WHAT THE EXERCISE ASKS ::
Search the material and gather each line with "papel" in it.

[Entries taken from a collection]
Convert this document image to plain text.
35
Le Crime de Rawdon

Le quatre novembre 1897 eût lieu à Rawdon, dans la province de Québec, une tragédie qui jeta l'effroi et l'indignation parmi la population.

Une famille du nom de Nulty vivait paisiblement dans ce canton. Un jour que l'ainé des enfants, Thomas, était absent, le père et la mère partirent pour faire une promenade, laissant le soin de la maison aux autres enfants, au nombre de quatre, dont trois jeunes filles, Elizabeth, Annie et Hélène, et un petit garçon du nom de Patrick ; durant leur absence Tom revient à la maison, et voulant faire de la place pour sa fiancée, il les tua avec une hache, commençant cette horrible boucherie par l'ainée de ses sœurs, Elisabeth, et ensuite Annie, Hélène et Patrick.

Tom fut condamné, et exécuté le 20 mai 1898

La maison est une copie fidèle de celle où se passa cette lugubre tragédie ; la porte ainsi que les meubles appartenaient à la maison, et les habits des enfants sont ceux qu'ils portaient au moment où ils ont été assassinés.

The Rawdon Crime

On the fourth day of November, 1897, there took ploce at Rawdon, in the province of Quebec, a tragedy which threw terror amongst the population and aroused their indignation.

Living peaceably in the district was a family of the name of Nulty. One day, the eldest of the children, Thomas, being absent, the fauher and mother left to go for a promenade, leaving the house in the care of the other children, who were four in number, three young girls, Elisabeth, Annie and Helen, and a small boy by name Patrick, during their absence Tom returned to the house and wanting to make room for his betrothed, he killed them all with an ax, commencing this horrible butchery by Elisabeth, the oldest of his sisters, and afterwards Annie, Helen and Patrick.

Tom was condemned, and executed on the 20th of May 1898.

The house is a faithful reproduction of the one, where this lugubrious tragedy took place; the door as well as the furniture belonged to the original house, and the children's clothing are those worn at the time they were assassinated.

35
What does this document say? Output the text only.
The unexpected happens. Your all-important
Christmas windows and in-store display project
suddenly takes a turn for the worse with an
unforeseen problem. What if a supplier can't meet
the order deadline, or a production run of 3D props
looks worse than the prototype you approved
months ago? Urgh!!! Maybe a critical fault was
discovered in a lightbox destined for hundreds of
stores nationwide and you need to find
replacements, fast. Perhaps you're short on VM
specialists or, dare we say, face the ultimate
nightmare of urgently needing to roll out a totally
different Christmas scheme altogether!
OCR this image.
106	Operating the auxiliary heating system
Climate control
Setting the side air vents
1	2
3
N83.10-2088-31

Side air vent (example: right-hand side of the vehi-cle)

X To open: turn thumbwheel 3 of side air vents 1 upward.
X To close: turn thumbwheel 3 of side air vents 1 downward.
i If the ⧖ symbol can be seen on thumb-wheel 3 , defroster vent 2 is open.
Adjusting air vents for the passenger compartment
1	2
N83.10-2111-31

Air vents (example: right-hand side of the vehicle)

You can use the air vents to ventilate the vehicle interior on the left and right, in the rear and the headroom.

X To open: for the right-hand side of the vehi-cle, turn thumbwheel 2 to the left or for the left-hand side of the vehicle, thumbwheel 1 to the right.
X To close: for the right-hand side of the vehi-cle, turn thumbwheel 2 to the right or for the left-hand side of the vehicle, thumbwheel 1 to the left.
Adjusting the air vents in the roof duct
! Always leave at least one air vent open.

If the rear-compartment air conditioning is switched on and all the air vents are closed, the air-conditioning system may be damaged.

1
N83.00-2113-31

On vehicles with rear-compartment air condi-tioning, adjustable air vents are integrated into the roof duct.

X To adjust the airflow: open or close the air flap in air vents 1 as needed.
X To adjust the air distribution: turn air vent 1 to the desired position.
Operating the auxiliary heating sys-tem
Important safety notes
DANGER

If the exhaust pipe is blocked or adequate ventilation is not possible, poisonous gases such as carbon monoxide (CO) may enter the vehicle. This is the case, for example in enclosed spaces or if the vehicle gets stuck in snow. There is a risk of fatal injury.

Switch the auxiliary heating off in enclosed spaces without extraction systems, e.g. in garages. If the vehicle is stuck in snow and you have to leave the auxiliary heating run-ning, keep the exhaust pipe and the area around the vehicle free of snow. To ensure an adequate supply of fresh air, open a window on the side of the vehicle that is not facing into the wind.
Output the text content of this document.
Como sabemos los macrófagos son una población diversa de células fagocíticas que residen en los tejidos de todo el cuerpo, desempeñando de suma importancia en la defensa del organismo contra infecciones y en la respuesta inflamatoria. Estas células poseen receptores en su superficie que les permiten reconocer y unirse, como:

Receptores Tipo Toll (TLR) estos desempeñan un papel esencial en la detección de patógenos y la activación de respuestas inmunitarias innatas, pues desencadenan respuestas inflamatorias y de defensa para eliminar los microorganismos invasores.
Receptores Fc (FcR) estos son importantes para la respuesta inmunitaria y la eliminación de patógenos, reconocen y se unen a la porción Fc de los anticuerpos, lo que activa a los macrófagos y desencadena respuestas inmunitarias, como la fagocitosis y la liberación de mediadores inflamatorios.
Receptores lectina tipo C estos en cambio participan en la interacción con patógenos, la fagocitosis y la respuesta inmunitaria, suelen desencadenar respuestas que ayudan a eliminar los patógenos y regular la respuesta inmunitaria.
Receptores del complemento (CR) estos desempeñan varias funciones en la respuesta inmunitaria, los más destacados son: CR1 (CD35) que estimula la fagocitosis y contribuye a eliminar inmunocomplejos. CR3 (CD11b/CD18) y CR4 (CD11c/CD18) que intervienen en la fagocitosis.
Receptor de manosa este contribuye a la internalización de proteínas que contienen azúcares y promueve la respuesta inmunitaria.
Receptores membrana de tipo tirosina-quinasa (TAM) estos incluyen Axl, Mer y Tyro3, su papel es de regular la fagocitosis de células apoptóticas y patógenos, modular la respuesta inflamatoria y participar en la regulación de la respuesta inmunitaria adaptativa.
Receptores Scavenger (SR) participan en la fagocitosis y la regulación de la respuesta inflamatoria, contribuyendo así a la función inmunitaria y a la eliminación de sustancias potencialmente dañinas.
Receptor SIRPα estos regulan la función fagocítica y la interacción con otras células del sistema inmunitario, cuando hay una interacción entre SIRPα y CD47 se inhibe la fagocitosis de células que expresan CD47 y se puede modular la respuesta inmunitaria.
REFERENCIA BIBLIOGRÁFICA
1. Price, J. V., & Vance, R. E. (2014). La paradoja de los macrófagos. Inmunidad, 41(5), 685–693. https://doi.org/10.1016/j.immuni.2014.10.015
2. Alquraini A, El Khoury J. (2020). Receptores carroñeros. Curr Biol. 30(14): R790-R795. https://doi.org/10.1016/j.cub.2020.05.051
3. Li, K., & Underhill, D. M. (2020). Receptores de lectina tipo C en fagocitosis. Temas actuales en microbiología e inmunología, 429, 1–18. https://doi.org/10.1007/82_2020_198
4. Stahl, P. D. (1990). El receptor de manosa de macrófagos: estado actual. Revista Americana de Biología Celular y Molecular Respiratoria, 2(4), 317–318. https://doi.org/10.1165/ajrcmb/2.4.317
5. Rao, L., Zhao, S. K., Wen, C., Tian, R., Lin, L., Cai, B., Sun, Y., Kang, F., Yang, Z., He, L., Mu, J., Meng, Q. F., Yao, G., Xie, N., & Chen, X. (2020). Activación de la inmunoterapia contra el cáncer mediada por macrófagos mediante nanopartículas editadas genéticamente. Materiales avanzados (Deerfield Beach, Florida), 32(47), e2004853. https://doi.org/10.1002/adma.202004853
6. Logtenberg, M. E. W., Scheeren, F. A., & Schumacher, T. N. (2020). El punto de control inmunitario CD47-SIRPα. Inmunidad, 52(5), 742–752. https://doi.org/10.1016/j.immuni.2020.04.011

ANSWER ::
Receptores Tipo Toll (TLR) estos desempeñan un papel esencial en la detección de patógenos y la activación de respuestas inmunitarias innatas, pues desencadenan respuestas inflamatorias y de defensa para eliminar los microorganismos invasores.
Receptores membrana de tipo tirosina-quinasa (TAM) estos incluyen Axl, Mer y Tyro3, su papel es de regular la fagocitosis de células apoptóticas y patógenos, modular la respuesta inflamatoria y participar en la regulación de la respuesta inmunitaria adaptativa.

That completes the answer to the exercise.